- **Goal**
Give only a count of the lines that include the string "youtu".

- **Records for processing**
** START **

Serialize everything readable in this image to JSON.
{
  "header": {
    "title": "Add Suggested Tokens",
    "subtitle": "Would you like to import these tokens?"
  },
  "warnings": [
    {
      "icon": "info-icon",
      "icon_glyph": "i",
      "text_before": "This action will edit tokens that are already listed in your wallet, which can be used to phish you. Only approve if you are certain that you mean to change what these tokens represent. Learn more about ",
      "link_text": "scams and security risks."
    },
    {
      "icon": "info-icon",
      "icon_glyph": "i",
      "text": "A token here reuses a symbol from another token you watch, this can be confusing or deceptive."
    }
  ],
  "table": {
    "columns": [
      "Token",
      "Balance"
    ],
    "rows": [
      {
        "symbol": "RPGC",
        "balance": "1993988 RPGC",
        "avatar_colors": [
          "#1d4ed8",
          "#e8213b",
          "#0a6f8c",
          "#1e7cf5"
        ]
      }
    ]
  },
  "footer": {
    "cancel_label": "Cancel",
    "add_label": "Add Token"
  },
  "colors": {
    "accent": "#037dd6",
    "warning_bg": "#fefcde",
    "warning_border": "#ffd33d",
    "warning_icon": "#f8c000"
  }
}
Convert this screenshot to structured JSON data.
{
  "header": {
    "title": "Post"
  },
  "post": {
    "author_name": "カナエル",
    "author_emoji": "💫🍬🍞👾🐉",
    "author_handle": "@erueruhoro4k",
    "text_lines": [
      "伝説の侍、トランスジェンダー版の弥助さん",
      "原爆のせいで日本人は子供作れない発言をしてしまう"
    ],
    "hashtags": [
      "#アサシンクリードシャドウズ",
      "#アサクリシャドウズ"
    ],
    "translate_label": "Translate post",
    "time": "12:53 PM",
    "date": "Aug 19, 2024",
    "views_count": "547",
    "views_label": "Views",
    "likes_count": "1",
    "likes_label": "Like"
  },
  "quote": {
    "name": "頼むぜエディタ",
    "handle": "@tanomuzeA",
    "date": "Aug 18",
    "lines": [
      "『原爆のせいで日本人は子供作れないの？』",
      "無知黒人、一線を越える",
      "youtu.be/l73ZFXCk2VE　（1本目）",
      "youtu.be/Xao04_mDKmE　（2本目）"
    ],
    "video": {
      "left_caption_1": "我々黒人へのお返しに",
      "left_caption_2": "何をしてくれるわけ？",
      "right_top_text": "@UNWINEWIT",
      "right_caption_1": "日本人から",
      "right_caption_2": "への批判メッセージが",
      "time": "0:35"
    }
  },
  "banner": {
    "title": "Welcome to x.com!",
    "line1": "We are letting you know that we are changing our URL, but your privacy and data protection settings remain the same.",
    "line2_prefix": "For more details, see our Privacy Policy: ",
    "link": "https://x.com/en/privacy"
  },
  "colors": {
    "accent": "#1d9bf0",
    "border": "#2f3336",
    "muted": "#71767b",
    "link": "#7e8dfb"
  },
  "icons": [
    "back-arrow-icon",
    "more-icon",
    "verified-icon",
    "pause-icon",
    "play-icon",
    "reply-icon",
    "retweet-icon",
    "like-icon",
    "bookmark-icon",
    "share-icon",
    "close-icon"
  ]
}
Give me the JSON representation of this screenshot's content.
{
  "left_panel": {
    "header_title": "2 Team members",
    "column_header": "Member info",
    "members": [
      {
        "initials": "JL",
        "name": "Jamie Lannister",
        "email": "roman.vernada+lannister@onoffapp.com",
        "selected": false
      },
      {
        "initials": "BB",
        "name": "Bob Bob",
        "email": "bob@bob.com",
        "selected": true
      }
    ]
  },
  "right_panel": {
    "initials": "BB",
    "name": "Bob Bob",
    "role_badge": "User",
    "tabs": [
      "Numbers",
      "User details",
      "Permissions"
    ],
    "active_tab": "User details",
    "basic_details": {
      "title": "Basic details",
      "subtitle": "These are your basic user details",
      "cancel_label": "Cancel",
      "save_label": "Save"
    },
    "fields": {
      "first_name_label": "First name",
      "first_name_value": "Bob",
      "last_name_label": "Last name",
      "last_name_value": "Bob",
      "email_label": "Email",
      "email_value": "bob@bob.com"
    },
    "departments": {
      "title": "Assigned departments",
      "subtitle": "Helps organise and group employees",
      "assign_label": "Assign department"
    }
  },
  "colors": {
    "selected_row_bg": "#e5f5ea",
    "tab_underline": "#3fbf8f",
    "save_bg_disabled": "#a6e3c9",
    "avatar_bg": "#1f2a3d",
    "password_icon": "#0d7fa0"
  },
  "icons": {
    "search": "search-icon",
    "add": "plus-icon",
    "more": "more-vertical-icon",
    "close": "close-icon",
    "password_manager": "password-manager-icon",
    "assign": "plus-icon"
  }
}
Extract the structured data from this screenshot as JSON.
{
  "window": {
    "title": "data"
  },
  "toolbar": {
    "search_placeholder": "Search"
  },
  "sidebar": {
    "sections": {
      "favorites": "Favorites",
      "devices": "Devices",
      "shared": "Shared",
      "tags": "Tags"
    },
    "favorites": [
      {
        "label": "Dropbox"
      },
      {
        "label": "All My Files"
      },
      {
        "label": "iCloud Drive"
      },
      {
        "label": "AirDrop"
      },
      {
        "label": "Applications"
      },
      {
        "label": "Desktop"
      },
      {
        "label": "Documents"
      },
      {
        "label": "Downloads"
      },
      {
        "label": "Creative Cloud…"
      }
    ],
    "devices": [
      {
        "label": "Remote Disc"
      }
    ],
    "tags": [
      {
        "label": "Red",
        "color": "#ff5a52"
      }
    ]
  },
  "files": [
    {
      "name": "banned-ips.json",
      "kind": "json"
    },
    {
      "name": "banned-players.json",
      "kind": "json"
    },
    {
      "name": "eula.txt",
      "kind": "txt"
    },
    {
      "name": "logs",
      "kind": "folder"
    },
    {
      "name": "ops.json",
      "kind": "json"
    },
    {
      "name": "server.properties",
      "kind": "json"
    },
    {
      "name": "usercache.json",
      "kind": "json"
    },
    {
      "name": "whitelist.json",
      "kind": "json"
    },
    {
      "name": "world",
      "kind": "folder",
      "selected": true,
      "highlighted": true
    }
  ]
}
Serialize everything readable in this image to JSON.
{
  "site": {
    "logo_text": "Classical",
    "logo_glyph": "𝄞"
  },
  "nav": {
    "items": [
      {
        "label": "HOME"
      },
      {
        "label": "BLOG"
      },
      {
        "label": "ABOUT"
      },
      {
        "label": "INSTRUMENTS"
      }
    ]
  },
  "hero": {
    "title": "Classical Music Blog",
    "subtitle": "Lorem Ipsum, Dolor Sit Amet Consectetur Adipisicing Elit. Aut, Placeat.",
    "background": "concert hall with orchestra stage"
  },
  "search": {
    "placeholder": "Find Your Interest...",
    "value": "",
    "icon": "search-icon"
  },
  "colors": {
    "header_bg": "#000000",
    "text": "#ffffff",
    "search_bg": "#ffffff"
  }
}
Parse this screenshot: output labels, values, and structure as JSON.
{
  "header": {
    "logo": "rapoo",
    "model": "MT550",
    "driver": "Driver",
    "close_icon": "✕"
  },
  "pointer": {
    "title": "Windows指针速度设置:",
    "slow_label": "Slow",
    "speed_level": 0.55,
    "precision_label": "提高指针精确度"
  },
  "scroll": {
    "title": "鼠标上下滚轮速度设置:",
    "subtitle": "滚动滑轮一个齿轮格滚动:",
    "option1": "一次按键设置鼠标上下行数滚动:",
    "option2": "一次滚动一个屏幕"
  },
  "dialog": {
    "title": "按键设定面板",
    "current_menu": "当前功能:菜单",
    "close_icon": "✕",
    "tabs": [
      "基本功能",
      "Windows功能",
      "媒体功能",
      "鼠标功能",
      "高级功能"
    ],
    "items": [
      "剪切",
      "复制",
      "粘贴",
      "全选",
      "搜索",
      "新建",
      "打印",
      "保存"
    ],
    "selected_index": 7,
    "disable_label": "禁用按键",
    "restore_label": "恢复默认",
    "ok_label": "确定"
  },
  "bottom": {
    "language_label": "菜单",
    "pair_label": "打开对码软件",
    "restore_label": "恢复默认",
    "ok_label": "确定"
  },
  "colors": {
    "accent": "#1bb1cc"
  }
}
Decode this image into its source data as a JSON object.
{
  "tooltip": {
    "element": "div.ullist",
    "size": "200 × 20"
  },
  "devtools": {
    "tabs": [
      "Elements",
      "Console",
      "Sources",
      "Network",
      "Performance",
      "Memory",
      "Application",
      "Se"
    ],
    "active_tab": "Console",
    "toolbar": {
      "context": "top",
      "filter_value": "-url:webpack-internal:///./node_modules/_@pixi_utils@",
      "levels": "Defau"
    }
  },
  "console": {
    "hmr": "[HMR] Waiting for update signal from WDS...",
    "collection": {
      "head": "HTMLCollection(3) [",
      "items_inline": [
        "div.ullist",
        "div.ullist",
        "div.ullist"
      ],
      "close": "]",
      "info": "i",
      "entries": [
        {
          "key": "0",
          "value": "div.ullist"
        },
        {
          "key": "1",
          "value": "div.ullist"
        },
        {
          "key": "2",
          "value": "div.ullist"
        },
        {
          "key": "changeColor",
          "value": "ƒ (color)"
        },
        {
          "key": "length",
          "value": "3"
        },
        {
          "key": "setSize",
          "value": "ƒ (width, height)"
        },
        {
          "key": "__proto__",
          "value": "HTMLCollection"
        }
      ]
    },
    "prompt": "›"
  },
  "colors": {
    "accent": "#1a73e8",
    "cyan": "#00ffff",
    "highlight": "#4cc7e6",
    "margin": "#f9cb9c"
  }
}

** END **

- **Task output**
2